* Start PROVIDED MATERIAL *

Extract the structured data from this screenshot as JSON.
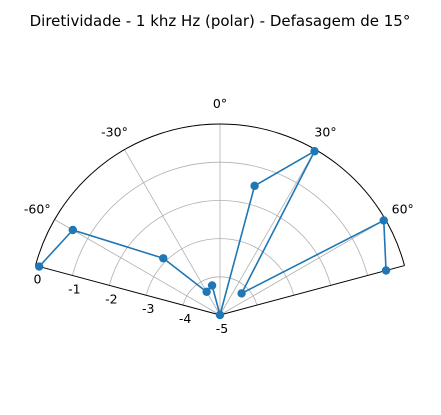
{
  "chart_data": {
    "type": "line",
    "subtype": "polar",
    "title": "Diretividade - 1 khz Hz (polar) - Defasagem de 15°",
    "theta_zero_location": "top",
    "theta_direction": "clockwise",
    "theta_range_deg": [
      -75,
      75
    ],
    "r_range": [
      -5,
      0
    ],
    "grid": true,
    "angle_ticks_deg": [
      -60,
      -30,
      0,
      30,
      60
    ],
    "angle_tick_labels": [
      "-60°",
      "-30°",
      "0°",
      "30°",
      "60°"
    ],
    "radial_ticks": [
      0,
      -1,
      -2,
      -3,
      -4,
      -5
    ],
    "radial_tick_labels": [
      "0",
      "-1",
      "-2",
      "-3",
      "-4",
      "-5"
    ],
    "series": [
      {
        "color": "#1f77b4",
        "marker": "circle",
        "points": [
          {
            "theta": -75,
            "r": -0.1
          },
          {
            "theta": -60,
            "r": -0.55
          },
          {
            "theta": -45,
            "r": -2.9
          },
          {
            "theta": -30,
            "r": -4.3
          },
          {
            "theta": -15,
            "r": -4.2
          },
          {
            "theta": 0,
            "r": -5.0
          },
          {
            "theta": 15,
            "r": -1.5
          },
          {
            "theta": 30,
            "r": -0.05
          },
          {
            "theta": 45,
            "r": -4.2
          },
          {
            "theta": 60,
            "r": -0.05
          },
          {
            "theta": 75,
            "r": -0.5
          }
        ]
      }
    ]
  }
}
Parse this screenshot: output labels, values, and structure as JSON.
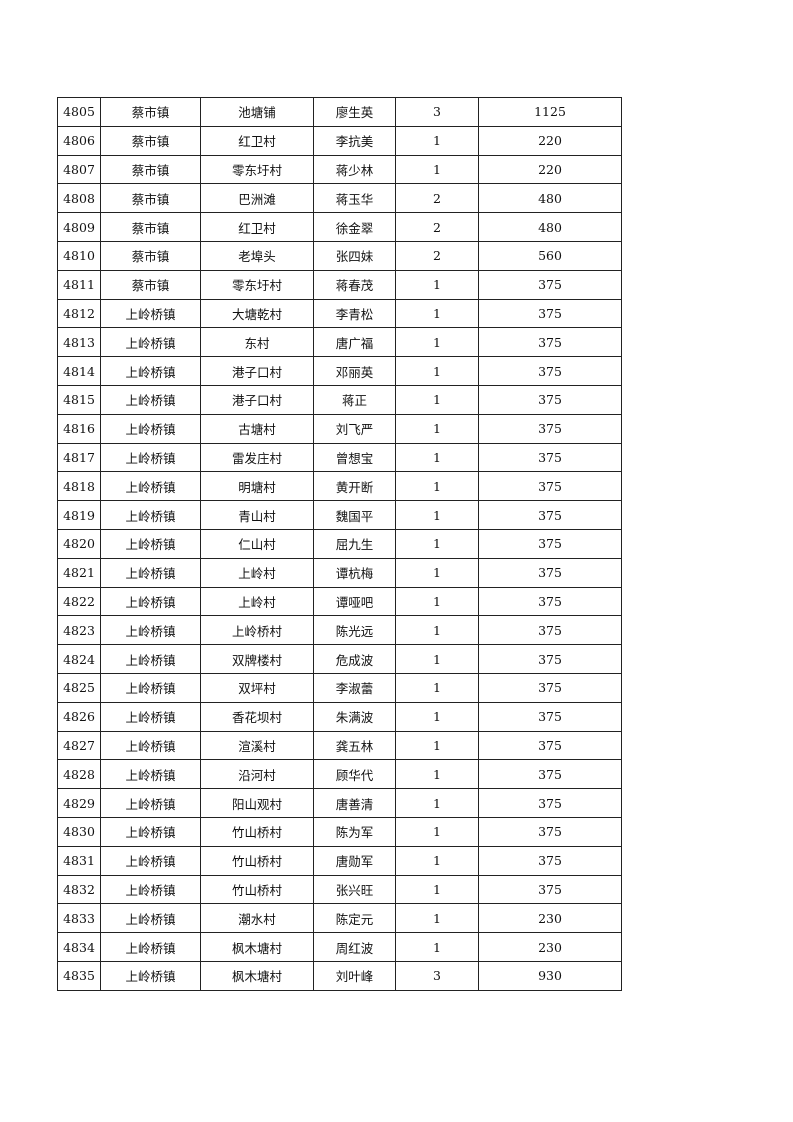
{
  "table": {
    "rows": [
      [
        "4805",
        "蔡市镇",
        "池塘铺",
        "廖生英",
        "3",
        "1125"
      ],
      [
        "4806",
        "蔡市镇",
        "红卫村",
        "李抗美",
        "1",
        "220"
      ],
      [
        "4807",
        "蔡市镇",
        "零东圩村",
        "蒋少林",
        "1",
        "220"
      ],
      [
        "4808",
        "蔡市镇",
        "巴洲滩",
        "蒋玉华",
        "2",
        "480"
      ],
      [
        "4809",
        "蔡市镇",
        "红卫村",
        "徐金翠",
        "2",
        "480"
      ],
      [
        "4810",
        "蔡市镇",
        "老埠头",
        "张四妹",
        "2",
        "560"
      ],
      [
        "4811",
        "蔡市镇",
        "零东圩村",
        "蒋春茂",
        "1",
        "375"
      ],
      [
        "4812",
        "上岭桥镇",
        "大塘乾村",
        "李青松",
        "1",
        "375"
      ],
      [
        "4813",
        "上岭桥镇",
        "东村",
        "唐广福",
        "1",
        "375"
      ],
      [
        "4814",
        "上岭桥镇",
        "港子口村",
        "邓丽英",
        "1",
        "375"
      ],
      [
        "4815",
        "上岭桥镇",
        "港子口村",
        "蒋正",
        "1",
        "375"
      ],
      [
        "4816",
        "上岭桥镇",
        "古塘村",
        "刘飞严",
        "1",
        "375"
      ],
      [
        "4817",
        "上岭桥镇",
        "雷发庄村",
        "曾想宝",
        "1",
        "375"
      ],
      [
        "4818",
        "上岭桥镇",
        "明塘村",
        "黄开断",
        "1",
        "375"
      ],
      [
        "4819",
        "上岭桥镇",
        "青山村",
        "魏国平",
        "1",
        "375"
      ],
      [
        "4820",
        "上岭桥镇",
        "仁山村",
        "屈九生",
        "1",
        "375"
      ],
      [
        "4821",
        "上岭桥镇",
        "上岭村",
        "谭杭梅",
        "1",
        "375"
      ],
      [
        "4822",
        "上岭桥镇",
        "上岭村",
        "谭哑吧",
        "1",
        "375"
      ],
      [
        "4823",
        "上岭桥镇",
        "上岭桥村",
        "陈光远",
        "1",
        "375"
      ],
      [
        "4824",
        "上岭桥镇",
        "双牌楼村",
        "危成波",
        "1",
        "375"
      ],
      [
        "4825",
        "上岭桥镇",
        "双坪村",
        "李淑蕾",
        "1",
        "375"
      ],
      [
        "4826",
        "上岭桥镇",
        "香花坝村",
        "朱满波",
        "1",
        "375"
      ],
      [
        "4827",
        "上岭桥镇",
        "渲溪村",
        "龚五林",
        "1",
        "375"
      ],
      [
        "4828",
        "上岭桥镇",
        "沿河村",
        "顾华代",
        "1",
        "375"
      ],
      [
        "4829",
        "上岭桥镇",
        "阳山观村",
        "唐善清",
        "1",
        "375"
      ],
      [
        "4830",
        "上岭桥镇",
        "竹山桥村",
        "陈为军",
        "1",
        "375"
      ],
      [
        "4831",
        "上岭桥镇",
        "竹山桥村",
        "唐勋军",
        "1",
        "375"
      ],
      [
        "4832",
        "上岭桥镇",
        "竹山桥村",
        "张兴旺",
        "1",
        "375"
      ],
      [
        "4833",
        "上岭桥镇",
        "潮水村",
        "陈定元",
        "1",
        "230"
      ],
      [
        "4834",
        "上岭桥镇",
        "枫木塘村",
        "周红波",
        "1",
        "230"
      ],
      [
        "4835",
        "上岭桥镇",
        "枫木塘村",
        "刘叶峰",
        "3",
        "930"
      ]
    ]
  }
}
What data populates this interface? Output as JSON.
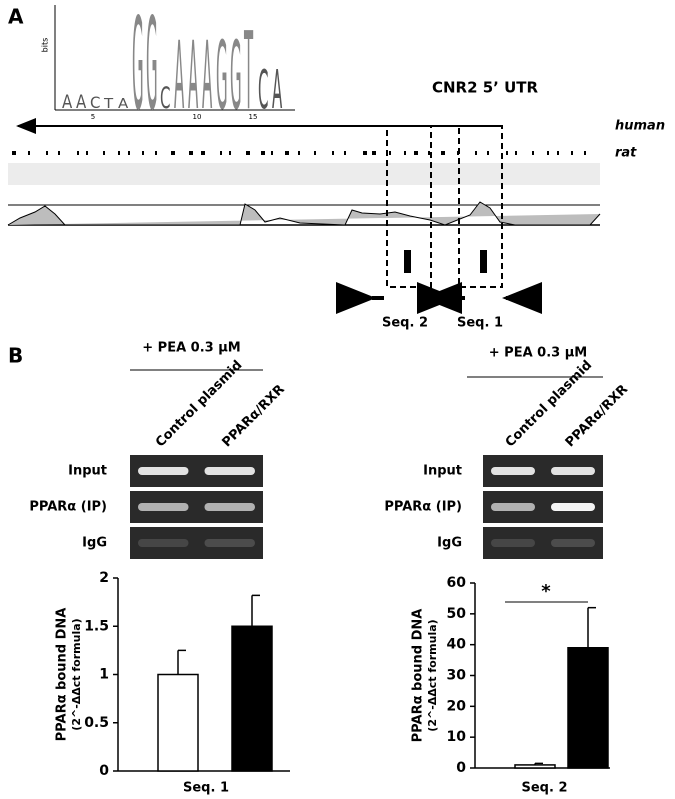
{
  "panel_a": {
    "label": "A",
    "logo_axis": "bits",
    "logo_ticks": [
      "5",
      "10",
      "15"
    ],
    "logo_letters": [
      "A",
      "A",
      "C",
      "T",
      "A",
      "G",
      "G",
      "C",
      "A",
      "A",
      "A",
      "G",
      "G",
      "T",
      "C",
      "A"
    ],
    "title": "CNR2 5’ UTR",
    "species": [
      "human",
      "rat"
    ],
    "sequences": [
      "Seq. 2",
      "Seq. 1"
    ]
  },
  "panel_b": {
    "label": "B",
    "gels": [
      {
        "treatment": "+ PEA 0.3 μM",
        "columns": [
          "Control plasmid",
          "PPARα/RXR"
        ],
        "rows": [
          "Input",
          "PPARα (IP)",
          "IgG"
        ]
      },
      {
        "treatment": "+ PEA 0.3 μM",
        "columns": [
          "Control plasmid",
          "PPARα/RXR"
        ],
        "rows": [
          "Input",
          "PPARα (IP)",
          "IgG"
        ]
      }
    ]
  },
  "chart_data": [
    {
      "type": "bar",
      "xlabel": "Seq. 1",
      "ylabel": [
        "PPARα bound DNA",
        "(2^-ΔΔct formula)"
      ],
      "categories": [
        null,
        null
      ],
      "values": [
        1,
        1.5
      ],
      "errors": [
        0.25,
        0.32
      ],
      "colors": [
        "#ffffff",
        "#000000"
      ],
      "ylim": [
        0,
        2
      ],
      "yticks": [
        0,
        0.5,
        1,
        1.5,
        2
      ]
    },
    {
      "type": "bar",
      "xlabel": "Seq. 2",
      "ylabel": [
        "PPARα bound DNA",
        "(2^-ΔΔct formula)"
      ],
      "categories": [
        null,
        null
      ],
      "values": [
        1,
        39
      ],
      "errors": [
        0.5,
        13
      ],
      "colors": [
        "#ffffff",
        "#000000"
      ],
      "ylim": [
        0,
        60
      ],
      "yticks": [
        0,
        10,
        20,
        30,
        40,
        50,
        60
      ],
      "annotation": "*"
    }
  ]
}
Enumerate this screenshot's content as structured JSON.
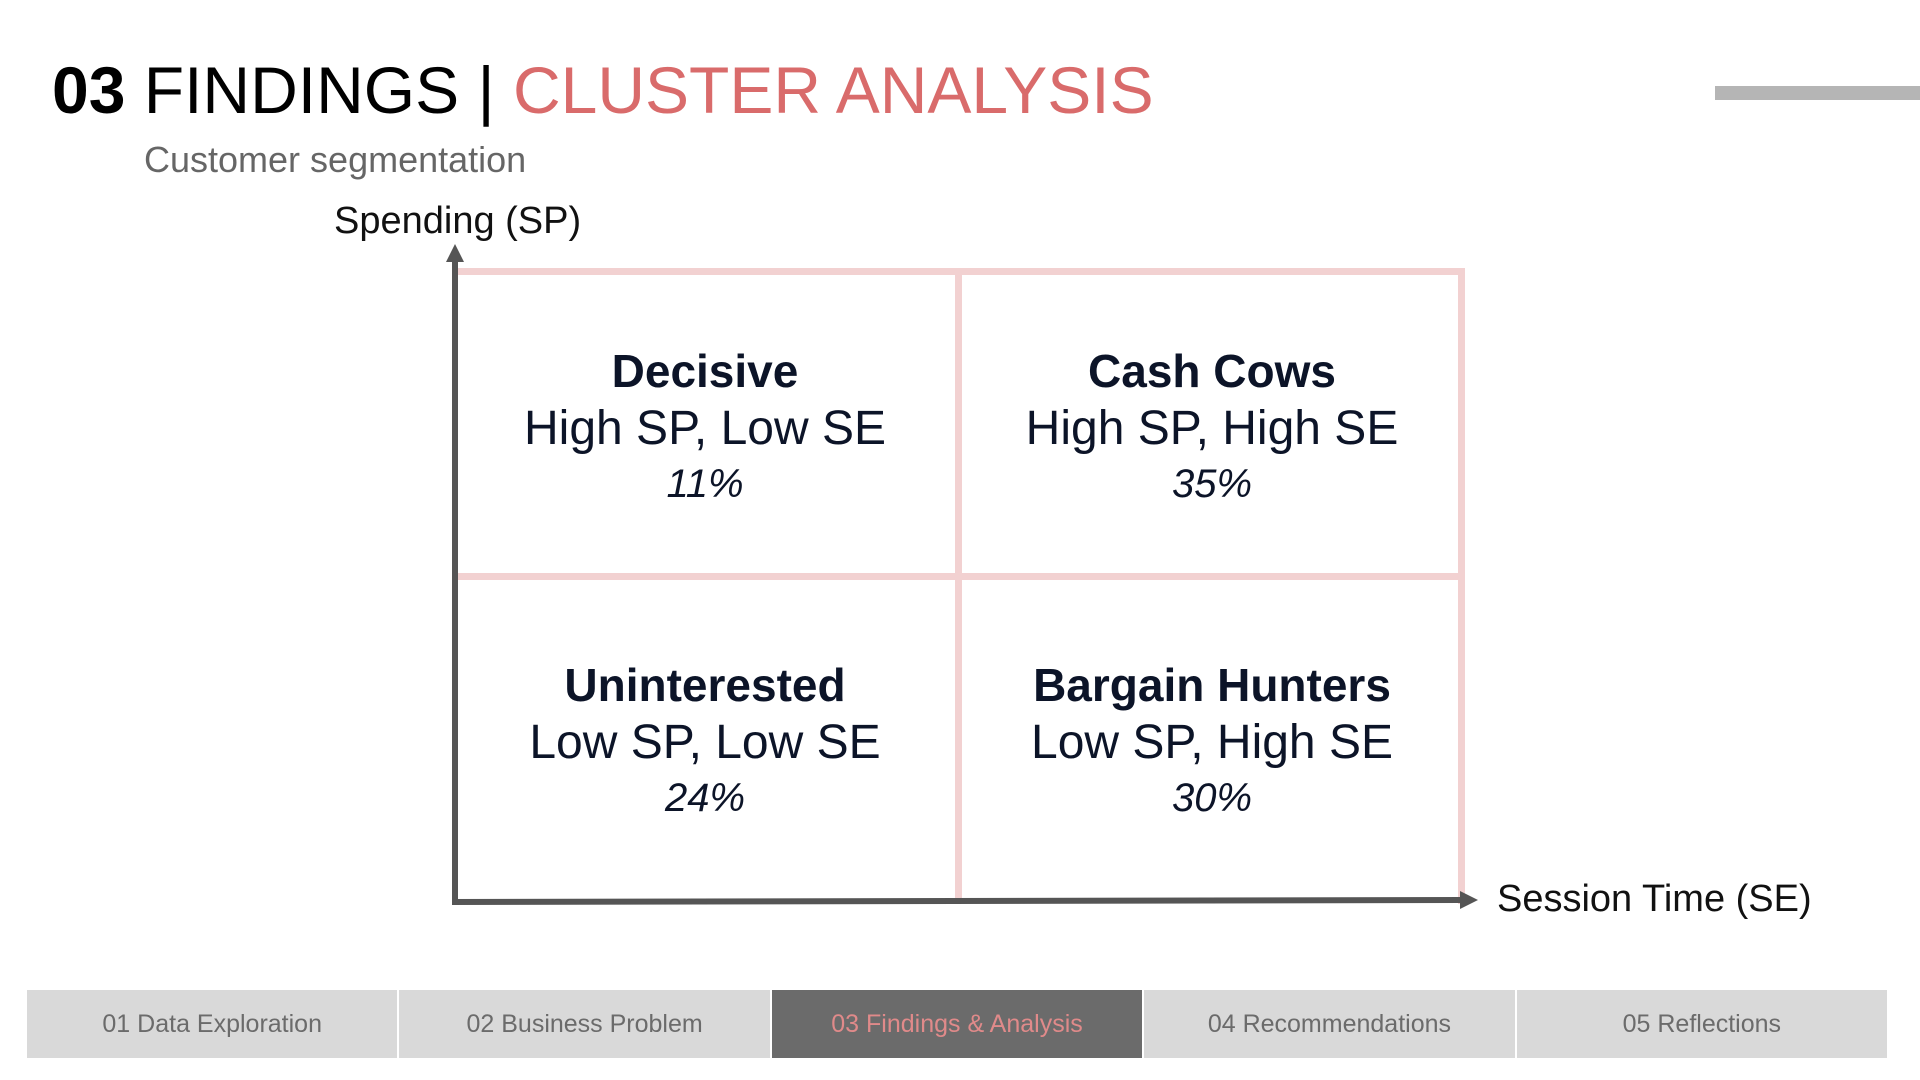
{
  "header": {
    "title_number": "03",
    "title_main": "FINDINGS",
    "title_separator": "|",
    "title_accent": "CLUSTER ANALYSIS",
    "subtitle": "Customer segmentation"
  },
  "axes": {
    "y_label": "Spending (SP)",
    "x_label": "Session Time (SE)"
  },
  "quadrants": {
    "top_left": {
      "name": "Decisive",
      "description": "High SP, Low SE",
      "percent": "11%"
    },
    "top_right": {
      "name": "Cash Cows",
      "description": "High SP, High SE",
      "percent": "35%"
    },
    "bottom_left": {
      "name": "Uninterested",
      "description": "Low SP, Low SE",
      "percent": "24%"
    },
    "bottom_right": {
      "name": "Bargain Hunters",
      "description": "Low SP, High SE",
      "percent": "30%"
    }
  },
  "nav": {
    "tabs": [
      {
        "label": "01 Data Exploration"
      },
      {
        "label": "02 Business Problem"
      },
      {
        "label": "03 Findings & Analysis"
      },
      {
        "label": "04 Recommendations"
      },
      {
        "label": "05 Reflections"
      }
    ],
    "active_index": 2
  },
  "colors": {
    "accent": "#d96b6b",
    "grid": "#f2d1d1",
    "axis": "#555555",
    "nav_bg": "#d9d9d9",
    "nav_active_bg": "#6b6b6b"
  }
}
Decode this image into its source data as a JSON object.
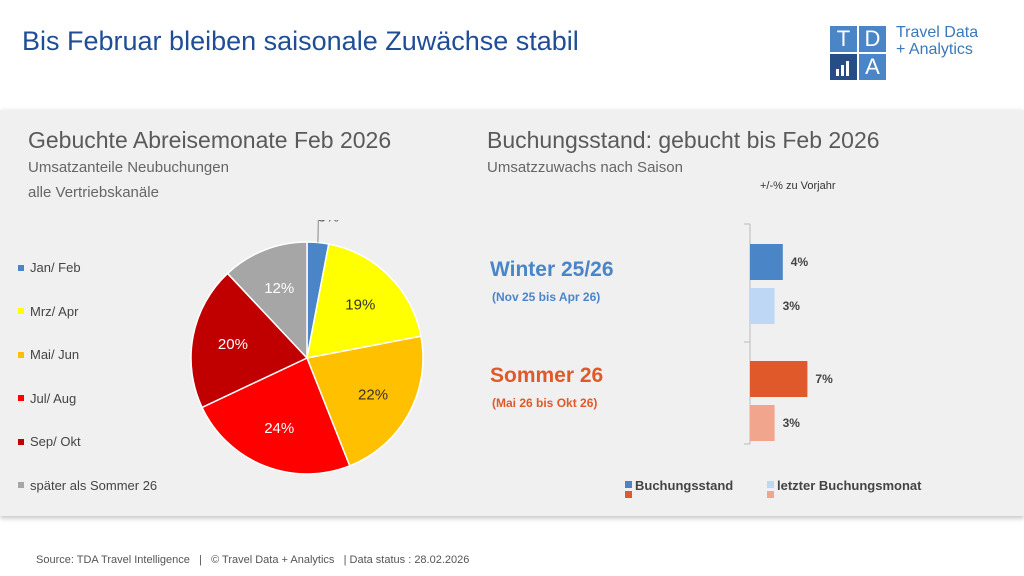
{
  "header": {
    "title": "Bis Februar bleiben saisonale Zuwächse stabil",
    "logo_letters": [
      "T",
      "D",
      "A"
    ],
    "logo_line1": "Travel Data",
    "logo_line2": "+ Analytics"
  },
  "chart_data": [
    {
      "type": "pie",
      "title": "Gebuchte Abreisemonate Feb 2026",
      "subtitle_line1": "Umsatzanteile Neubuchungen",
      "subtitle_line2": "alle Vertriebskanäle",
      "categories": [
        "Jan/ Feb",
        "Mrz/ Apr",
        "Mai/ Jun",
        "Jul/ Aug",
        "Sep/ Okt",
        "später als Sommer 26"
      ],
      "values": [
        3,
        19,
        22,
        24,
        20,
        12
      ],
      "labels": [
        "3%",
        "19%",
        "22%",
        "24%",
        "20%",
        "12%"
      ],
      "colors": [
        "#4a86c7",
        "#ffff00",
        "#ffc000",
        "#ff0000",
        "#c00000",
        "#a6a6a6"
      ],
      "legend_position": "left"
    },
    {
      "type": "bar",
      "orientation": "horizontal",
      "title": "Buchungsstand: gebucht bis Feb 2026",
      "subtitle": "Umsatzzuwachs nach Saison",
      "axis_note": "+/-% zu Vorjahr",
      "groups": [
        {
          "name": "Winter 25/26",
          "period": "(Nov 25 bis Apr 26)",
          "color": "#4a86c7",
          "values": [
            4,
            3
          ],
          "labels": [
            "4%",
            "3%"
          ],
          "colors": [
            "#4a86c7",
            "#bdd7f5"
          ]
        },
        {
          "name": "Sommer 26",
          "period": "(Mai 26 bis Okt 26)",
          "color": "#e0592a",
          "values": [
            7,
            3
          ],
          "labels": [
            "7%",
            "3%"
          ],
          "colors": [
            "#e0592a",
            "#f0a58c"
          ]
        }
      ],
      "series": [
        {
          "name": "Buchungsstand"
        },
        {
          "name": "letzter Buchungsmonat"
        }
      ],
      "legend_position": "bottom"
    }
  ],
  "footer": "Source: TDA Travel Intelligence   |   © Travel Data + Analytics   | Data status : 28.02.2026"
}
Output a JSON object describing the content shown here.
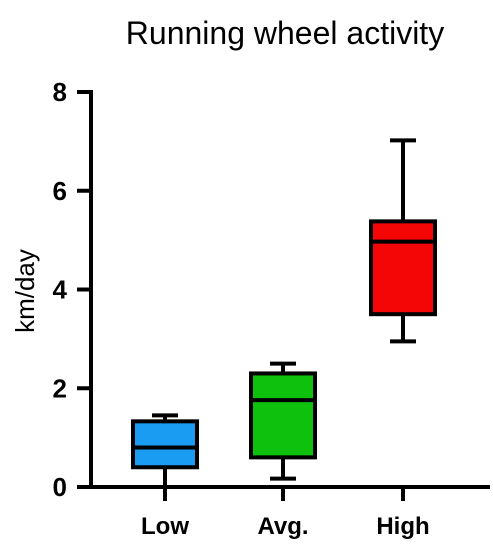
{
  "chart_data": {
    "type": "box",
    "title": "Running wheel activity",
    "ylabel": "km/day",
    "xlabel": "",
    "ylim": [
      0,
      8
    ],
    "yticks": [
      0,
      2,
      4,
      6,
      8
    ],
    "categories": [
      "Low",
      "Avg.",
      "High"
    ],
    "grid": false,
    "legend": "none",
    "boxes": [
      {
        "category": "Low",
        "min": 0.0,
        "q1": 0.4,
        "median": 0.8,
        "q3": 1.33,
        "max": 1.45,
        "color": "#1a9cf2"
      },
      {
        "category": "Avg.",
        "min": 0.17,
        "q1": 0.6,
        "median": 1.76,
        "q3": 2.3,
        "max": 2.5,
        "color": "#0dc10d"
      },
      {
        "category": "High",
        "min": 2.95,
        "q1": 3.5,
        "median": 4.97,
        "q3": 5.38,
        "max": 7.02,
        "color": "#f50606"
      }
    ]
  }
}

* End PROVIDED MATERIAL *

-- REQUIRED TASK --
Locate the word "JSON" in the records and collect each line it appears in.

-- SOLUTION --
Extract the structured data from this screenshot as JSON.
Parse this screenshot: output labels, values, and structure as JSON.
What data populates this interface? Output as JSON.
Enumerate this screenshot's content as structured JSON.
Decode this image into its source data as a JSON object.
Output a JSON object describing the content shown here.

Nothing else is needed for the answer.